** start DATA FOR THE TASK **

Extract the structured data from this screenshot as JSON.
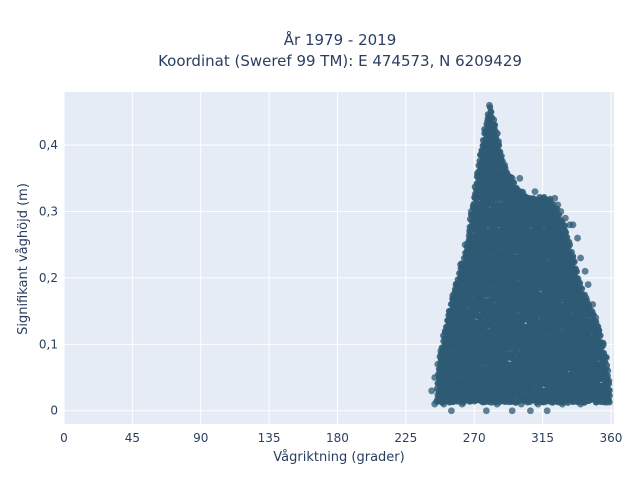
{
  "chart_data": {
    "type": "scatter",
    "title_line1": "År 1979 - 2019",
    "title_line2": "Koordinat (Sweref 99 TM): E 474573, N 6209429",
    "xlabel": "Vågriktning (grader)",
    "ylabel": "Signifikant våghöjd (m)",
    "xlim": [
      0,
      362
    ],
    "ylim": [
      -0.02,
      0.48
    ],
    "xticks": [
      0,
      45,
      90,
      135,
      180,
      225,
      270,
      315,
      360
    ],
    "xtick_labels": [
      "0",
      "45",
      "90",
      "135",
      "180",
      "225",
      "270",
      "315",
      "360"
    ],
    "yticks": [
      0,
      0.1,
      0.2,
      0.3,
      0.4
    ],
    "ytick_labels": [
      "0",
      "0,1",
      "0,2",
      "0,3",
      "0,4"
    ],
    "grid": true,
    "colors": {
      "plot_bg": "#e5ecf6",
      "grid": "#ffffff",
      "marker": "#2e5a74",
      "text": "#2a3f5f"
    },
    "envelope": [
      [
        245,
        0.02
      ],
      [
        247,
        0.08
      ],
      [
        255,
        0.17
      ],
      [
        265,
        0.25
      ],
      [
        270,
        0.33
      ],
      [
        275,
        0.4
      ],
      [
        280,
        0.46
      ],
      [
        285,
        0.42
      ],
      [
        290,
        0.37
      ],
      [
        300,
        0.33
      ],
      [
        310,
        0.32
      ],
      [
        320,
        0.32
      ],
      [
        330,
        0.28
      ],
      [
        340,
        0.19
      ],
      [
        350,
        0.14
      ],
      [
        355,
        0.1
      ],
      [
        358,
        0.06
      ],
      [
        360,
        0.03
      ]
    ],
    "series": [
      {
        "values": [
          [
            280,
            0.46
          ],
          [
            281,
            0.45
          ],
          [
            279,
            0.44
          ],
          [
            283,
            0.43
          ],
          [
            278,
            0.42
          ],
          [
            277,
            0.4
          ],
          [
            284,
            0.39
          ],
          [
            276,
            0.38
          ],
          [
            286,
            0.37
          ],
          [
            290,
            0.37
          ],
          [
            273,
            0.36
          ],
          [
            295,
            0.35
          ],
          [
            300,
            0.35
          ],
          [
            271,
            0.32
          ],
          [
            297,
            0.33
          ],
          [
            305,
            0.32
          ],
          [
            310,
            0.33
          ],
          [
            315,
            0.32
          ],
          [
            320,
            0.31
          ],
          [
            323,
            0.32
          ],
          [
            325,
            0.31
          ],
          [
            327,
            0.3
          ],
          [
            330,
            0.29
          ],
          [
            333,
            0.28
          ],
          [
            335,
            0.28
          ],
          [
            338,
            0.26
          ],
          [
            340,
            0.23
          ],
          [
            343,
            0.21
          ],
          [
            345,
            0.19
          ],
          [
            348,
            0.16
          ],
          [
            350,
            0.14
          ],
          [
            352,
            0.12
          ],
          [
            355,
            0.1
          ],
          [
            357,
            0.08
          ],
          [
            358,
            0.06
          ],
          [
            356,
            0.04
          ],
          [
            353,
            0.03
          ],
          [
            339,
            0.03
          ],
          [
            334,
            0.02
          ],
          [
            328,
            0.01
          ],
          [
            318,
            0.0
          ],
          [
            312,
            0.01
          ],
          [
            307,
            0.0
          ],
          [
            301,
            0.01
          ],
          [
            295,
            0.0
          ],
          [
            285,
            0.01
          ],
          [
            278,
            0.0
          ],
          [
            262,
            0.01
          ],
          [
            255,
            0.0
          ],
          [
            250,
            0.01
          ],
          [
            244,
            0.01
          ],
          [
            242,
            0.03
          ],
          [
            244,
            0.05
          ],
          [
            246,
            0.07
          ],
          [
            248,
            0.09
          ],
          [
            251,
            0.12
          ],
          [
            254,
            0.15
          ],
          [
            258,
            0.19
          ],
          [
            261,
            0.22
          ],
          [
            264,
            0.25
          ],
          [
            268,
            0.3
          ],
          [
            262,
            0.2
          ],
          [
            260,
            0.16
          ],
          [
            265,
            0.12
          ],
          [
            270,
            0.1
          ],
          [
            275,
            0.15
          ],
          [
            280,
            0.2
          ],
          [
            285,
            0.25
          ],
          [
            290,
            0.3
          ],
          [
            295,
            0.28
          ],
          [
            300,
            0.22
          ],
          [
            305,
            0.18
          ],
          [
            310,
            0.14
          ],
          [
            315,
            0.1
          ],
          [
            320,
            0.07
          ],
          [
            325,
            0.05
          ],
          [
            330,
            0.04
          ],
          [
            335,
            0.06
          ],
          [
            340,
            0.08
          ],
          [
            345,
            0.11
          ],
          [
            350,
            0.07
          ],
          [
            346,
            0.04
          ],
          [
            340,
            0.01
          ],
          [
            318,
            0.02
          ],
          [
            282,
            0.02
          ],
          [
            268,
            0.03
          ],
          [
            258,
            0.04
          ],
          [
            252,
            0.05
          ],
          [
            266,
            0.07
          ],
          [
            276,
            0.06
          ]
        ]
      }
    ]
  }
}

** end DATA FOR THE TASK **

# THE EXERCISE
Repeat all the records above exactly, leaving out any pictures.

# PROBLEM SOLUTION
Extract the structured data from this screenshot as JSON.
{
  "chart_data": {
    "type": "scatter",
    "title_line1": "År 1979 - 2019",
    "title_line2": "Koordinat (Sweref 99 TM): E 474573, N 6209429",
    "xlabel": "Vågriktning (grader)",
    "ylabel": "Signifikant våghöjd (m)",
    "xlim": [
      0,
      362
    ],
    "ylim": [
      -0.02,
      0.48
    ],
    "xticks": [
      0,
      45,
      90,
      135,
      180,
      225,
      270,
      315,
      360
    ],
    "xtick_labels": [
      "0",
      "45",
      "90",
      "135",
      "180",
      "225",
      "270",
      "315",
      "360"
    ],
    "yticks": [
      0,
      0.1,
      0.2,
      0.3,
      0.4
    ],
    "ytick_labels": [
      "0",
      "0,1",
      "0,2",
      "0,3",
      "0,4"
    ],
    "grid": true,
    "colors": {
      "plot_bg": "#e5ecf6",
      "grid": "#ffffff",
      "marker": "#2e5a74",
      "text": "#2a3f5f"
    },
    "envelope": [
      [
        245,
        0.02
      ],
      [
        247,
        0.08
      ],
      [
        255,
        0.17
      ],
      [
        265,
        0.25
      ],
      [
        270,
        0.33
      ],
      [
        275,
        0.4
      ],
      [
        280,
        0.46
      ],
      [
        285,
        0.42
      ],
      [
        290,
        0.37
      ],
      [
        300,
        0.33
      ],
      [
        310,
        0.32
      ],
      [
        320,
        0.32
      ],
      [
        330,
        0.28
      ],
      [
        340,
        0.19
      ],
      [
        350,
        0.14
      ],
      [
        355,
        0.1
      ],
      [
        358,
        0.06
      ],
      [
        360,
        0.03
      ]
    ],
    "series": [
      {
        "values": [
          [
            280,
            0.46
          ],
          [
            281,
            0.45
          ],
          [
            279,
            0.44
          ],
          [
            283,
            0.43
          ],
          [
            278,
            0.42
          ],
          [
            277,
            0.4
          ],
          [
            284,
            0.39
          ],
          [
            276,
            0.38
          ],
          [
            286,
            0.37
          ],
          [
            290,
            0.37
          ],
          [
            273,
            0.36
          ],
          [
            295,
            0.35
          ],
          [
            300,
            0.35
          ],
          [
            271,
            0.32
          ],
          [
            297,
            0.33
          ],
          [
            305,
            0.32
          ],
          [
            310,
            0.33
          ],
          [
            315,
            0.32
          ],
          [
            320,
            0.31
          ],
          [
            323,
            0.32
          ],
          [
            325,
            0.31
          ],
          [
            327,
            0.3
          ],
          [
            330,
            0.29
          ],
          [
            333,
            0.28
          ],
          [
            335,
            0.28
          ],
          [
            338,
            0.26
          ],
          [
            340,
            0.23
          ],
          [
            343,
            0.21
          ],
          [
            345,
            0.19
          ],
          [
            348,
            0.16
          ],
          [
            350,
            0.14
          ],
          [
            352,
            0.12
          ],
          [
            355,
            0.1
          ],
          [
            357,
            0.08
          ],
          [
            358,
            0.06
          ],
          [
            356,
            0.04
          ],
          [
            353,
            0.03
          ],
          [
            339,
            0.03
          ],
          [
            334,
            0.02
          ],
          [
            328,
            0.01
          ],
          [
            318,
            0.0
          ],
          [
            312,
            0.01
          ],
          [
            307,
            0.0
          ],
          [
            301,
            0.01
          ],
          [
            295,
            0.0
          ],
          [
            285,
            0.01
          ],
          [
            278,
            0.0
          ],
          [
            262,
            0.01
          ],
          [
            255,
            0.0
          ],
          [
            250,
            0.01
          ],
          [
            244,
            0.01
          ],
          [
            242,
            0.03
          ],
          [
            244,
            0.05
          ],
          [
            246,
            0.07
          ],
          [
            248,
            0.09
          ],
          [
            251,
            0.12
          ],
          [
            254,
            0.15
          ],
          [
            258,
            0.19
          ],
          [
            261,
            0.22
          ],
          [
            264,
            0.25
          ],
          [
            268,
            0.3
          ],
          [
            262,
            0.2
          ],
          [
            260,
            0.16
          ],
          [
            265,
            0.12
          ],
          [
            270,
            0.1
          ],
          [
            275,
            0.15
          ],
          [
            280,
            0.2
          ],
          [
            285,
            0.25
          ],
          [
            290,
            0.3
          ],
          [
            295,
            0.28
          ],
          [
            300,
            0.22
          ],
          [
            305,
            0.18
          ],
          [
            310,
            0.14
          ],
          [
            315,
            0.1
          ],
          [
            320,
            0.07
          ],
          [
            325,
            0.05
          ],
          [
            330,
            0.04
          ],
          [
            335,
            0.06
          ],
          [
            340,
            0.08
          ],
          [
            345,
            0.11
          ],
          [
            350,
            0.07
          ],
          [
            346,
            0.04
          ],
          [
            340,
            0.01
          ],
          [
            318,
            0.02
          ],
          [
            282,
            0.02
          ],
          [
            268,
            0.03
          ],
          [
            258,
            0.04
          ],
          [
            252,
            0.05
          ],
          [
            266,
            0.07
          ],
          [
            276,
            0.06
          ]
        ]
      }
    ]
  }
}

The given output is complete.